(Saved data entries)
>> start

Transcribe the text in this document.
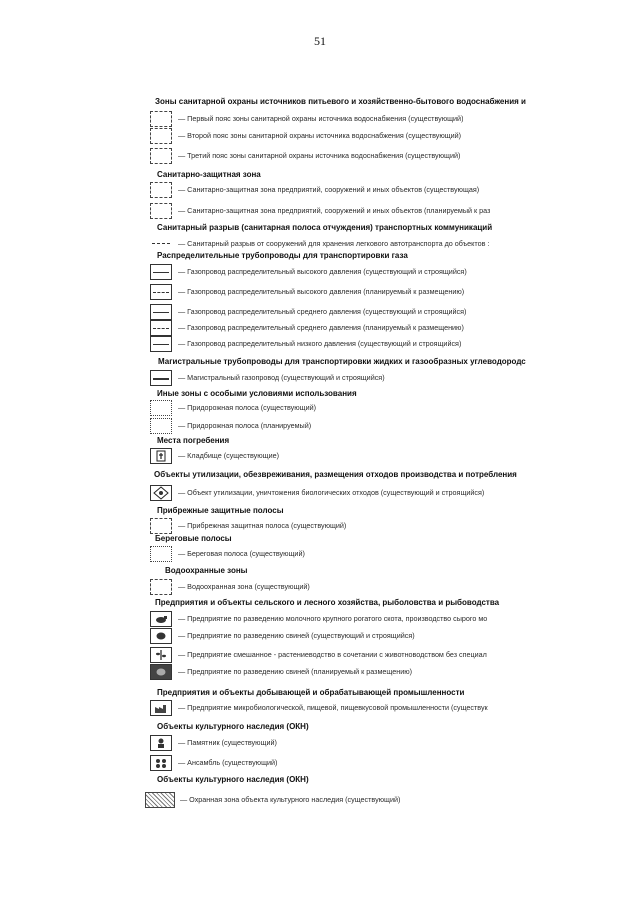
51
Зоны санитарной охраны источников питьевого и хозяйственно-бытового водоснабжения и
— Первый пояс зоны санитарной охраны источника водоснабжения (существующий)
— Второй пояс зоны санитарной охраны источника водоснабжения (существующий)
— Третий пояс зоны санитарной охраны источника водоснабжения (существующий)
Санитарно-защитная зона
— Санитарно-защитная зона предприятий, сооружений и иных объектов (существующая)
— Санитарно-защитная зона предприятий, сооружений и иных объектов (планируемый к раз
Санитарный разрыв (санитарная полоса отчуждения) транспортных коммуникаций
— Санитарный разрыв от сооружений для хранения легкового автотранспорта до объектов :
Распределительные трубопроводы для транспортировки газа
— Газопровод распределительный высокого давления (существующий и строящийся)
— Газопровод распределительный высокого давления (планируемый к размещению)
— Газопровод распределительный среднего давления (существующий и строящийся)
— Газопровод распределительный среднего давления (планируемый к размещению)
— Газопровод распределительный низкого давления (существующий и строящийся)
Магистральные трубопроводы для транспортировки жидких и газообразных углеводородс
— Магистральный газопровод (существующий и строящийся)
Иные зоны с особыми условиями использования
— Придорожная полоса (существующий)
— Придорожная полоса (планируемый)
Места погребения
— Кладбище (существующие)
Объекты утилизации, обезвреживания, размещения отходов производства и потребления
— Объект утилизации, уничтожения биологических отходов (существующий и строящийся)
Прибрежные защитные полосы
— Прибрежная защитная полоса (существующий)
Береговые полосы
— Береговая полоса (существующий)
Водоохранные зоны
— Водоохранная зона (существующий)
Предприятия и объекты сельского и лесного хозяйства, рыболовства и рыбоводства
— Предприятие по разведению молочного крупного рогатого скота, производство сырого мо
— Предприятие по разведению свиней (существующий и строящийся)
— Предприятие смешанное - растениеводство в сочетании с животноводством без специал
— Предприятие по разведению свиней (планируемый к размещению)
Предприятия и объекты добывающей и обрабатывающей промышленности
— Предприятие микробиологической, пищевой, пищевкусовой промышленности (существук
Объекты культурного наследия (ОКН)
— Памятник (существующий)
— Ансамбль (существующий)
Объекты культурного наследия (ОКН)
— Охранная зона объекта культурного наследия (существующий)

>> end

◆ Exercise details
In the entries above, identify every line with the word "объектов". Copy those lines.

◆ Written answer
— Санитарно-защитная зона предприятий, сооружений и иных объектов (существующая)
— Санитарно-защитная зона предприятий, сооружений и иных объектов (планируемый к раз
— Санитарный разрыв от сооружений для хранения легкового автотранспорта до объектов :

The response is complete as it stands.